[Begin]
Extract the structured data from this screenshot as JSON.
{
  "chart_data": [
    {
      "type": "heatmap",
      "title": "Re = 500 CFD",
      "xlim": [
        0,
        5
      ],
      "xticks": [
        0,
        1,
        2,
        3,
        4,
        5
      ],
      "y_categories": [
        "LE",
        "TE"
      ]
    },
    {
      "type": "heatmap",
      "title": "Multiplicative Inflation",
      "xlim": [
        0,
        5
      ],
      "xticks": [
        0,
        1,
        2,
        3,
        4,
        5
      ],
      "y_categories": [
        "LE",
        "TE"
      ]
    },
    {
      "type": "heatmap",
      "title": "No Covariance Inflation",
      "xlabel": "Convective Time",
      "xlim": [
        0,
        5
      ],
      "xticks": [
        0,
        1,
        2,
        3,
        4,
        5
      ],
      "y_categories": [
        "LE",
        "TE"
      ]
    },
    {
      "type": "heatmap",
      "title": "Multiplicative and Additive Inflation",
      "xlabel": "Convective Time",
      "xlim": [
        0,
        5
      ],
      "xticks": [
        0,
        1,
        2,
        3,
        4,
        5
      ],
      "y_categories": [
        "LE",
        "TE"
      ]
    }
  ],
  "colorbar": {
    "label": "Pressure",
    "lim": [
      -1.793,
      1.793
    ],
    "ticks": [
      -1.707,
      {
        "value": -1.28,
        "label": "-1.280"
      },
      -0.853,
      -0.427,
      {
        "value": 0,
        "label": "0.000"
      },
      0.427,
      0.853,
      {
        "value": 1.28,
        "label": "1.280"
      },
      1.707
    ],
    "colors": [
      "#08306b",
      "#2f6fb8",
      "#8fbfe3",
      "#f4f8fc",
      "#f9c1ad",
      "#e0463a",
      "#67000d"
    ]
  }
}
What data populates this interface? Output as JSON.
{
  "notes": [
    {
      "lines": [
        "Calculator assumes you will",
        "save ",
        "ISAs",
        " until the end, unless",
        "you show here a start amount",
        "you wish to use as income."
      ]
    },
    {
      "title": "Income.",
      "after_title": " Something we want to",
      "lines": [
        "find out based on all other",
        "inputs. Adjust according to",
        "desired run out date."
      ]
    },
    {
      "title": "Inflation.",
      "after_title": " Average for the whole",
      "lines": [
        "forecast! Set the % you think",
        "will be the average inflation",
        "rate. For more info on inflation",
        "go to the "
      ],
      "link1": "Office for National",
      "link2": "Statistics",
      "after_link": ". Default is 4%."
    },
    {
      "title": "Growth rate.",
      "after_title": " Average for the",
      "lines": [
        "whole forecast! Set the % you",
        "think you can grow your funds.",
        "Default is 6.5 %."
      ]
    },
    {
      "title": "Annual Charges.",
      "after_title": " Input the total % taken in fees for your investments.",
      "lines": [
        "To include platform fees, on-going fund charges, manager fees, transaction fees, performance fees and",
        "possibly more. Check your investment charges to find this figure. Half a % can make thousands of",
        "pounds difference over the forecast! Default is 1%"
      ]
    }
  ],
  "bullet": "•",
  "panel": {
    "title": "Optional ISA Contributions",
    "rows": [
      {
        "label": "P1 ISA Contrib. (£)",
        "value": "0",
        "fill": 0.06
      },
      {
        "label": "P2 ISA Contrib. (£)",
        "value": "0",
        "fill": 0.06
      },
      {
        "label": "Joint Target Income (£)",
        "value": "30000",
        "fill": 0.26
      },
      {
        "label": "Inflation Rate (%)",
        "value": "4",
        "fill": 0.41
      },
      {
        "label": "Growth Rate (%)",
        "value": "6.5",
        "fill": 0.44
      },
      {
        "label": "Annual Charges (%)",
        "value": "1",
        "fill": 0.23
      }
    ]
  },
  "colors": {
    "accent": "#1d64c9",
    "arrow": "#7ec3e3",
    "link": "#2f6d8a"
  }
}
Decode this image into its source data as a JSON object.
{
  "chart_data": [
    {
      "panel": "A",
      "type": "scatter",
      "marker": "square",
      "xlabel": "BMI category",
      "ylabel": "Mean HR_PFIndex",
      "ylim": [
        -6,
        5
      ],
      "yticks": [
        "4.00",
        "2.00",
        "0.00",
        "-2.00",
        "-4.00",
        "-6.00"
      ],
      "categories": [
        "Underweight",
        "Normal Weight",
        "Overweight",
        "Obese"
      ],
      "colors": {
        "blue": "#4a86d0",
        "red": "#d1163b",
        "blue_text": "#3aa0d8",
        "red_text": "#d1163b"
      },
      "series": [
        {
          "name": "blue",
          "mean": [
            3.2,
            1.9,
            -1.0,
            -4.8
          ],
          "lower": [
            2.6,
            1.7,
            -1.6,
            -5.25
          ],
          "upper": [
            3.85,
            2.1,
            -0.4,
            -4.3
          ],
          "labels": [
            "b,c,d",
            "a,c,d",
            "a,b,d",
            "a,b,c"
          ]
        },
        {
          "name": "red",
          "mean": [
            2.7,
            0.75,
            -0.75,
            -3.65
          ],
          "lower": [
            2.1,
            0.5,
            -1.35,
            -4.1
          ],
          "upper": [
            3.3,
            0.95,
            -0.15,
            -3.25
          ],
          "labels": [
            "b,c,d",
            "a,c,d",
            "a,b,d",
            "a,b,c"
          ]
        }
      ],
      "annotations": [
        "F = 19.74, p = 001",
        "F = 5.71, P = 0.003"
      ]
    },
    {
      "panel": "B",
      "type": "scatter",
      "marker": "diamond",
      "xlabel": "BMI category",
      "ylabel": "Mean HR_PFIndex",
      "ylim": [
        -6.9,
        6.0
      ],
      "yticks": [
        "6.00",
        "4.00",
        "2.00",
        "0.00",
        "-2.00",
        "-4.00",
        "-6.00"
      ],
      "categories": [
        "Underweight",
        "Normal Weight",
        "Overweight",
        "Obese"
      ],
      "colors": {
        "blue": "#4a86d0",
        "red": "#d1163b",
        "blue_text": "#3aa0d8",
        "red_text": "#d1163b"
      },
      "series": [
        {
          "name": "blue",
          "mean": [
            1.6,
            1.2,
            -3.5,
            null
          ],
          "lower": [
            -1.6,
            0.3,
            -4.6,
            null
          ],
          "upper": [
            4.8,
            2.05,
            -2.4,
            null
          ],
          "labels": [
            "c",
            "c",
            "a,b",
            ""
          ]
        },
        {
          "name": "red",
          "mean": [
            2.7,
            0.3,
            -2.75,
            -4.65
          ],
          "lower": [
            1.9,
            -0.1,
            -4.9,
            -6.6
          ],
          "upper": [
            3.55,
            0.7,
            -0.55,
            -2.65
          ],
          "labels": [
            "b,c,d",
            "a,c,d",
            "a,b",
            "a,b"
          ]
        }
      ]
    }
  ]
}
[End]
Work out how many lines of the listing above include the word "forecast". Reply with nothing but the count.

ANSWER FOR THE TASK | 3